Pull every line containing "befinner" out of the material below.

***** RECORDED INFORMATION

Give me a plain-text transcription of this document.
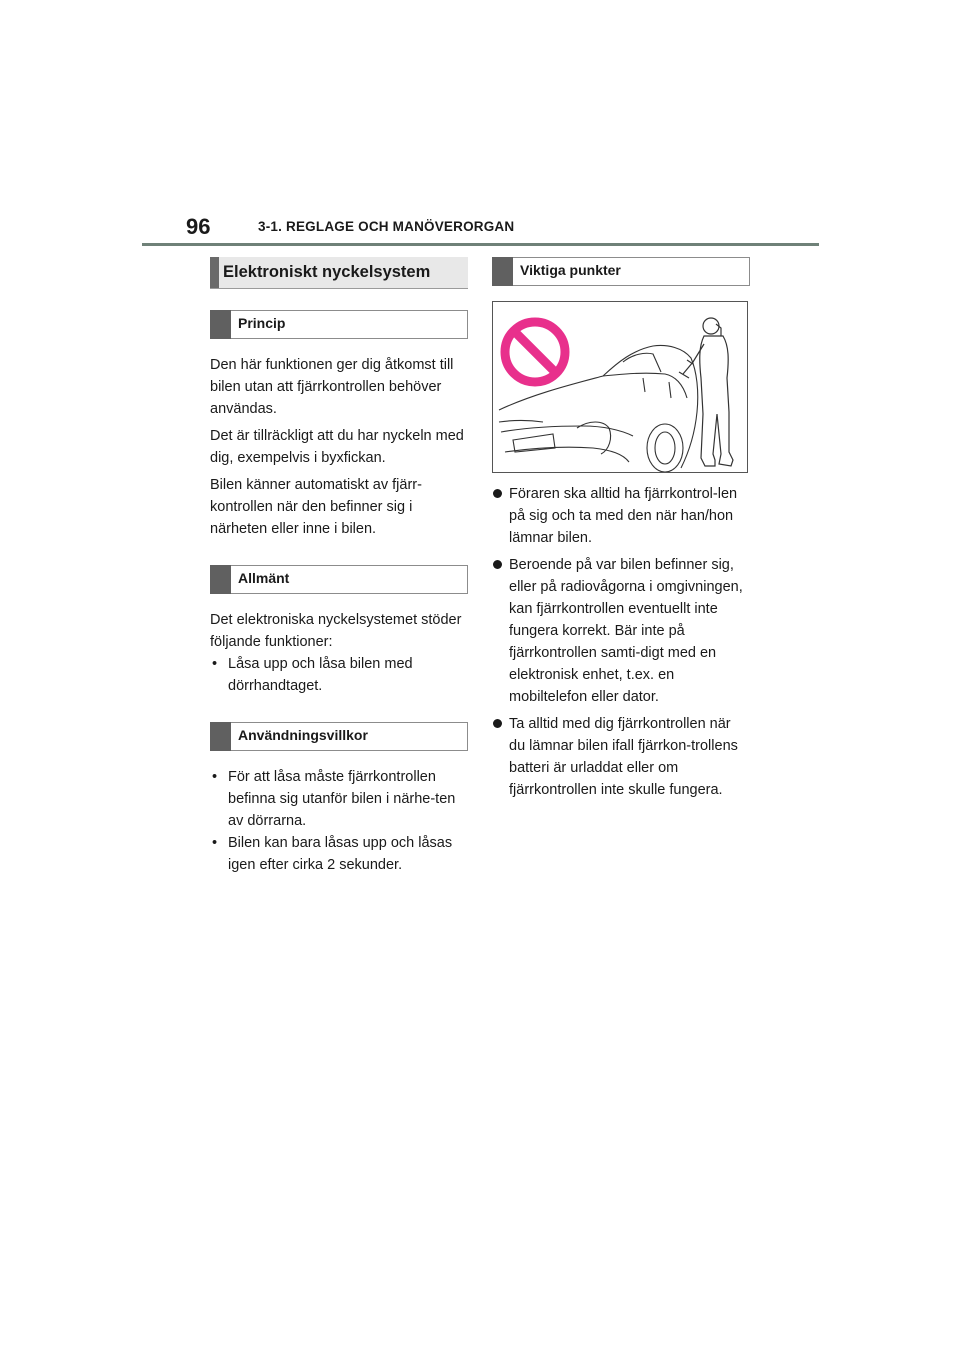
96	3-1. REGLAGE OCH MANÖVERORGAN
Elektroniskt nyckelsystem
Princip

Den här funktionen ger dig åtkomst till bilen utan att fjärrkontrollen behöver användas.

Det är tillräckligt att du har nyckeln med dig, exempelvis i byxfickan.

Bilen känner automatiskt av fjärr-kontrollen när den befinner sig i närheten eller inne i bilen.

Allmänt

Det elektroniska nyckelsystemet stöder följande funktioner:

• Låsa upp och låsa bilen med dörrhandtaget.
Användningsvillkor
• För att låsa måste fjärrkontrollen befinna sig utanför bilen i närhe-ten av dörrarna.
• Bilen kan bara låsas upp och låsas igen efter cirka 2 sekunder.
Viktiga punkter
Föraren ska alltid ha fjärrkontrol-len på sig och ta med den när han/hon lämnar bilen.
Beroende på var bilen befinner sig, eller på radiovågorna i omgivningen, kan fjärrkontrollen eventuellt inte fungera korrekt. Bär inte på fjärrkontrollen samti-digt med en elektronisk enhet, t.ex. en mobiltelefon eller dator.
Ta alltid med dig fjärrkontrollen när du lämnar bilen ifall fjärrkon-trollens batteri är urladdat eller om fjärrkontrollen inte skulle fungera.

**********

◆ SOLUTION ◆
Bilen känner automatiskt av fjärr-kontrollen när den befinner sig i närheten eller inne i bilen.
Beroende på var bilen befinner sig, eller på radiovågorna i omgivningen, kan fjärrkontrollen eventuellt inte fungera korrekt. Bär inte på fjärrkontrollen samti-digt med en elektronisk enhet, t.ex. en mobiltelefon eller dator.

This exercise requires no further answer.